# Raw records:

┄┄┄┄┄┄┄┄┄┄┄┄┄┄┄┄┄┄┄┄

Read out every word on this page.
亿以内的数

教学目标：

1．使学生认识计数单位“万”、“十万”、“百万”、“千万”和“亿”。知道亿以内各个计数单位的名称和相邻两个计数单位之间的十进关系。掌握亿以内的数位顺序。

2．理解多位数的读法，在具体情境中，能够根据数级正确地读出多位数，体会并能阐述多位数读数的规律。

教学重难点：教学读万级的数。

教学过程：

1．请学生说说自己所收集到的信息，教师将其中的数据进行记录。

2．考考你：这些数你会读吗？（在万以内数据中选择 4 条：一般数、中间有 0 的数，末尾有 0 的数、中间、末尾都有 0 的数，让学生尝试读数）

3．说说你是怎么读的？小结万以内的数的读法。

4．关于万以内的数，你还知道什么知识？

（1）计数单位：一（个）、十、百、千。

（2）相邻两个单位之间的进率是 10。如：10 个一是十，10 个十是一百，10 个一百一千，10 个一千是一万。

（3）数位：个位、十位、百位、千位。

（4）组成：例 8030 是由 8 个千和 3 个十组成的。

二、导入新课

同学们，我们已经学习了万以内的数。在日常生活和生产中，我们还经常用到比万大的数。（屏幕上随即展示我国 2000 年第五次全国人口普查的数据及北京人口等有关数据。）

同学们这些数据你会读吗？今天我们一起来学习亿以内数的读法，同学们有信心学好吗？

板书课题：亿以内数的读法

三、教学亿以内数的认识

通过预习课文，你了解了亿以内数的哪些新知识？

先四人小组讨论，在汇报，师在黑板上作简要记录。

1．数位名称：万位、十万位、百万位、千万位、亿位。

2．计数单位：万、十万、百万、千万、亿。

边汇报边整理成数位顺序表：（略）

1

┄┄┄┄┄┄┄┄┄┄┄┄┄┄┄┄┄┄┄┄

# Set exercise:
Recopy the entries above in their entirety, exactly.

# Solved exercise:
Read out every word on this page.
亿以内的数

教学目标：

1．使学生认识计数单位“万”、“十万”、“百万”、“千万”和“亿”。知道亿以内各个计数单位的名称和相邻两个计数单位之间的十进关系。掌握亿以内的数位顺序。

2．理解多位数的读法，在具体情境中，能够根据数级正确地读出多位数，体会并能阐述多位数读数的规律。

教学重难点：教学读万级的数。

教学过程：

1．请学生说说自己所收集到的信息，教师将其中的数据进行记录。

2．考考你：这些数你会读吗？（在万以内数据中选择 4 条：一般数、中间有 0 的数，末尾有 0 的数、中间、末尾都有 0 的数，让学生尝试读数）

3．说说你是怎么读的？小结万以内的数的读法。

4．关于万以内的数，你还知道什么知识？

（1）计数单位：一（个）、十、百、千。

（2）相邻两个单位之间的进率是 10。如：10 个一是十，10 个十是一百，10 个一百一千，10 个一千是一万。

（3）数位：个位、十位、百位、千位。

（4）组成：例 8030 是由 8 个千和 3 个十组成的。

二、导入新课

同学们，我们已经学习了万以内的数。在日常生活和生产中，我们还经常用到比万大的数。（屏幕上随即展示我国 2000 年第五次全国人口普查的数据及北京人口等有关数据。）

同学们这些数据你会读吗？今天我们一起来学习亿以内数的读法，同学们有信心学好吗？

板书课题：亿以内数的读法

三、教学亿以内数的认识

通过预习课文，你了解了亿以内数的哪些新知识？

先四人小组讨论，在汇报，师在黑板上作简要记录。

1．数位名称：万位、十万位、百万位、千万位、亿位。

2．计数单位：万、十万、百万、千万、亿。

边汇报边整理成数位顺序表：（略）

1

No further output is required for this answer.